INFORMATION SHOWN ->

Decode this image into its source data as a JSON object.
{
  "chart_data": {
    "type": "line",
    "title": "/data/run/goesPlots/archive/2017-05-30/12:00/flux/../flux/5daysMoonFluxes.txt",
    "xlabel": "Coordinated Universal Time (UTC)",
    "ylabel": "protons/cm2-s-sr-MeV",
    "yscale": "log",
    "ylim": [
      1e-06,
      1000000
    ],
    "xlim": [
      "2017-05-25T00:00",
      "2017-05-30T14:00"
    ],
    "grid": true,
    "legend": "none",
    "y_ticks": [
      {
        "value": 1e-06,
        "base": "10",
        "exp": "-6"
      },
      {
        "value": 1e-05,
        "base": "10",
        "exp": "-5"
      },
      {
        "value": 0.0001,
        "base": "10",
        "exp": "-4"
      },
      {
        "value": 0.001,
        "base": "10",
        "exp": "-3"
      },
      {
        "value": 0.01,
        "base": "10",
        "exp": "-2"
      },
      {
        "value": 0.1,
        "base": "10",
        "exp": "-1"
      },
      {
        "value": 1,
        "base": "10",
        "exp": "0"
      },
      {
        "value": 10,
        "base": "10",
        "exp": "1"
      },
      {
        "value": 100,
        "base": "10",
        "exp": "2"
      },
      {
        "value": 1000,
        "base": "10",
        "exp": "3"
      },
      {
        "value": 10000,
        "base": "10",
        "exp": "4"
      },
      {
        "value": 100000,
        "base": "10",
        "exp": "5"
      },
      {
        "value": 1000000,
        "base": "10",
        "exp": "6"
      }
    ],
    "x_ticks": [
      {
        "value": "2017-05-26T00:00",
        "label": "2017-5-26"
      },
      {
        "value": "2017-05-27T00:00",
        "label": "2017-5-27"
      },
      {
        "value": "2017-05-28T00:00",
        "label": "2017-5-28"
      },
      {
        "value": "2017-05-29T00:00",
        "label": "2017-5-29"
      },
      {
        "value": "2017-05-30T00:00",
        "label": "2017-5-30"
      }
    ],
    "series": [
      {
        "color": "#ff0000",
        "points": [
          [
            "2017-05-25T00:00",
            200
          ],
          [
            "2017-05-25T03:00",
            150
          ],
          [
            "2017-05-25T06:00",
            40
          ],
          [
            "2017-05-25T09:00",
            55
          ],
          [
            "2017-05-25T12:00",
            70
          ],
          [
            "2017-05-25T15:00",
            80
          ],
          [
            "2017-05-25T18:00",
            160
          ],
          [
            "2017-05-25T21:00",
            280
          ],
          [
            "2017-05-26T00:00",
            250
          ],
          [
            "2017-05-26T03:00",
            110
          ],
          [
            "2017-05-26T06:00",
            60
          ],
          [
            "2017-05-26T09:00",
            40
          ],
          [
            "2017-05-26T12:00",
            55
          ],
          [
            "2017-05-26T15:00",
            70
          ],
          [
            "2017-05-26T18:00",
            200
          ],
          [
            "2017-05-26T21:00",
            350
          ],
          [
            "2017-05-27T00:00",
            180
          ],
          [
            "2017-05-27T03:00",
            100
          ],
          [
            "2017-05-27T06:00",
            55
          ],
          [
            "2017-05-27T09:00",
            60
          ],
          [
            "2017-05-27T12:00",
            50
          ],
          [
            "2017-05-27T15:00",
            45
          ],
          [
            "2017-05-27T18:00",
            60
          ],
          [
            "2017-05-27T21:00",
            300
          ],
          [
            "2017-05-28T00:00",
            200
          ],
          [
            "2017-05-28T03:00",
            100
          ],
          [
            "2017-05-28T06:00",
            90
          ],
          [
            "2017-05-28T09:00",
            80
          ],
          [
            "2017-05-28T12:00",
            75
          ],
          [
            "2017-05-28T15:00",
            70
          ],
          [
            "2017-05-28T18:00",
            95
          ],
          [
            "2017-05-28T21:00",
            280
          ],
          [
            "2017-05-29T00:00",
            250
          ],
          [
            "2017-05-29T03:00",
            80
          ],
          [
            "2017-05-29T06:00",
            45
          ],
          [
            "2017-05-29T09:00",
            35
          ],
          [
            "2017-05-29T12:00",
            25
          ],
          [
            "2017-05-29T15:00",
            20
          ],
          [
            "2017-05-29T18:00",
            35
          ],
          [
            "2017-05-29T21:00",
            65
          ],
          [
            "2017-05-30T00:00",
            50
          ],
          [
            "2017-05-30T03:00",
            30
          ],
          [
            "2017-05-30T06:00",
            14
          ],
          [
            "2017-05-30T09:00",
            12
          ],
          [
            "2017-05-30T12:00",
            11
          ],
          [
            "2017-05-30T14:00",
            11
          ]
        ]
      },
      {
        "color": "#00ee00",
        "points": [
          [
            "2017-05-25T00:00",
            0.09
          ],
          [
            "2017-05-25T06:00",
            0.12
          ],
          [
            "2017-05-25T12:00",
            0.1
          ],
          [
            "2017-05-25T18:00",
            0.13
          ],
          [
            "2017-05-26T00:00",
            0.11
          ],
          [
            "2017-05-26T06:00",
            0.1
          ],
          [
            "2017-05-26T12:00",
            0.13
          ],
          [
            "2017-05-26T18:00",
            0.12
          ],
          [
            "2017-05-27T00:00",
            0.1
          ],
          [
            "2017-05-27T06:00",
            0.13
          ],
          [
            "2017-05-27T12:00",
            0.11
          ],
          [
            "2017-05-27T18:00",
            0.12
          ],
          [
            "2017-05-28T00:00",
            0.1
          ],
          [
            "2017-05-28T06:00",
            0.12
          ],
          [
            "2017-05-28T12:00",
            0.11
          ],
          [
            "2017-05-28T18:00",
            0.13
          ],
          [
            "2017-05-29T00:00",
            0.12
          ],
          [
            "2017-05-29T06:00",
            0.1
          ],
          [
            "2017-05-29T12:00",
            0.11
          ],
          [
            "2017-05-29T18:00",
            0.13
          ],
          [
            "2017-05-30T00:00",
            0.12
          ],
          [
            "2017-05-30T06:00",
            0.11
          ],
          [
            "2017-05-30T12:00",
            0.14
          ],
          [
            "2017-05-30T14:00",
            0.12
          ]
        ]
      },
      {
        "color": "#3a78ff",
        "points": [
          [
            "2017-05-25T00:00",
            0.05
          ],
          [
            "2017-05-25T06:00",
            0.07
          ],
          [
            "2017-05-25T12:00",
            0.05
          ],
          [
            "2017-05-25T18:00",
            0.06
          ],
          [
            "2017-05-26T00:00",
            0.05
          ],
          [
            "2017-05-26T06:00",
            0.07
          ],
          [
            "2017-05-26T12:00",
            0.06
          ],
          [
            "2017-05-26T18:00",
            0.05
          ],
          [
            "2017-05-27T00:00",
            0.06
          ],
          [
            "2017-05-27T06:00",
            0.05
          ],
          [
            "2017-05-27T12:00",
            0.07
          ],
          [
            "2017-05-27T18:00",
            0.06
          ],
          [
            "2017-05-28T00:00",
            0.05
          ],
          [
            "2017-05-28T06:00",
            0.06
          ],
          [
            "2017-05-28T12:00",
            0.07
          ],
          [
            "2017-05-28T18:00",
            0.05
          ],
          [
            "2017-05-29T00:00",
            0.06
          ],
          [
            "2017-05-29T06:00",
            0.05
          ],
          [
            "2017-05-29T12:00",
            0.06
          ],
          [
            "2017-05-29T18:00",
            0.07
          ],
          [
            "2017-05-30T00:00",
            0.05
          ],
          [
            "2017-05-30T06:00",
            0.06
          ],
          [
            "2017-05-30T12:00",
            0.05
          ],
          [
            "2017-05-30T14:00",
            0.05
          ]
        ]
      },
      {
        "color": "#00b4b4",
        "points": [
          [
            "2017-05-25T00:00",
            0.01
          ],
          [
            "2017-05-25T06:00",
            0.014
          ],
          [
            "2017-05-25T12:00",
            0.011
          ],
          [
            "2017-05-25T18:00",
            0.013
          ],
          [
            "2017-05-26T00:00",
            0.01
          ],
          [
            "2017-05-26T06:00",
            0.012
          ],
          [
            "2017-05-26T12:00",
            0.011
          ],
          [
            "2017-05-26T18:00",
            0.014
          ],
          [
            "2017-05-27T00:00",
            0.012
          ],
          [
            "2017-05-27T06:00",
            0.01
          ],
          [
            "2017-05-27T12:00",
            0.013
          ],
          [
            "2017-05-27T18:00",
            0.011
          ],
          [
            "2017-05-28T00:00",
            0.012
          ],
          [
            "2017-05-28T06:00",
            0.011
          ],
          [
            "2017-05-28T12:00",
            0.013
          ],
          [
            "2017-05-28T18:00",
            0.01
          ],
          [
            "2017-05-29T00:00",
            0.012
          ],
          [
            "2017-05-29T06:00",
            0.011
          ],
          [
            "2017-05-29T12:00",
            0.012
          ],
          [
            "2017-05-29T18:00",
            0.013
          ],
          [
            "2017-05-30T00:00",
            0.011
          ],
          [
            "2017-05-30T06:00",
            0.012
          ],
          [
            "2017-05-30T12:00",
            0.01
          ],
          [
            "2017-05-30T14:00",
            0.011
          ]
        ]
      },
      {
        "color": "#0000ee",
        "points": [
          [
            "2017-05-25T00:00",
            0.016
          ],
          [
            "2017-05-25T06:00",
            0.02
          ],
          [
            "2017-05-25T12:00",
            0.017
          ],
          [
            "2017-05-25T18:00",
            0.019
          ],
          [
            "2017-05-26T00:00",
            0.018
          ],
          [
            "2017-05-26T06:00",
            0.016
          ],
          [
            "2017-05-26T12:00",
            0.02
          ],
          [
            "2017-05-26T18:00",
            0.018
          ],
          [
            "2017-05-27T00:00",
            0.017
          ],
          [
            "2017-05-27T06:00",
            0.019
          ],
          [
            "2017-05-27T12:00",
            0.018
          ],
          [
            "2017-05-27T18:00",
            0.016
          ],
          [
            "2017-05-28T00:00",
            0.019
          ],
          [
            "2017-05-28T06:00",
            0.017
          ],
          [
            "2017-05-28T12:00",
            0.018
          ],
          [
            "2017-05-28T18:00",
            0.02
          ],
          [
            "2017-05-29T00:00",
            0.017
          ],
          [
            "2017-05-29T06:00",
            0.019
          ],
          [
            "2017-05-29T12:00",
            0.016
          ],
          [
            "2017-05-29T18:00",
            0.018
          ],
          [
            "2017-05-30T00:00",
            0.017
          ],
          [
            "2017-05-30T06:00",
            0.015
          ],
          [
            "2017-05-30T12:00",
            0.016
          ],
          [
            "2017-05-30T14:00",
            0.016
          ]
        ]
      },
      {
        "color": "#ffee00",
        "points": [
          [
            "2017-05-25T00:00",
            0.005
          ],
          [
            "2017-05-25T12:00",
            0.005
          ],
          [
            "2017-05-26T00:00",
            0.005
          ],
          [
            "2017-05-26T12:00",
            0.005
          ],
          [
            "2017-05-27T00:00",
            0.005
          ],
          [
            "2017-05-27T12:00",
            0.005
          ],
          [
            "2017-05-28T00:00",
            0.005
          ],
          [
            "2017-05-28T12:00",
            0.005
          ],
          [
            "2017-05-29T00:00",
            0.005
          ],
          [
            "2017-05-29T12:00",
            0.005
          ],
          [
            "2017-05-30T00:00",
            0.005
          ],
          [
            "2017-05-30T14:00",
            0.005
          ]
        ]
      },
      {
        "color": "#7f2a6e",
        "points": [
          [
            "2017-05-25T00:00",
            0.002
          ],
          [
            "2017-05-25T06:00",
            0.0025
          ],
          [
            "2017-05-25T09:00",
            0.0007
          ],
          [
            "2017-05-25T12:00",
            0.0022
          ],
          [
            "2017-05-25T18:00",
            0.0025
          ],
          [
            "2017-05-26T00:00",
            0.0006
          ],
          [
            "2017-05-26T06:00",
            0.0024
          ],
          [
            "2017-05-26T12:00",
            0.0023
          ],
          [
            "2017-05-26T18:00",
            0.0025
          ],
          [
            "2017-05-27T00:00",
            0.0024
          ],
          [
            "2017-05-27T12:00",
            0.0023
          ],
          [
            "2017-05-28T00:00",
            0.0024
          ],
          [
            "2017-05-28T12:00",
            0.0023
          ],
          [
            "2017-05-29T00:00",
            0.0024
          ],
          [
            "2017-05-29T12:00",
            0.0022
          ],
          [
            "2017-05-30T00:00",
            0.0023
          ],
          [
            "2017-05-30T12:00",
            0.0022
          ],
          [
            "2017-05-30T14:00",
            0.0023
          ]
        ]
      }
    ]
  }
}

STATED GOAL -> Looking at the records above, work out how many lines include the word "color", then give that number by itself.

ANSWER TO THIS PROBLEM -> 7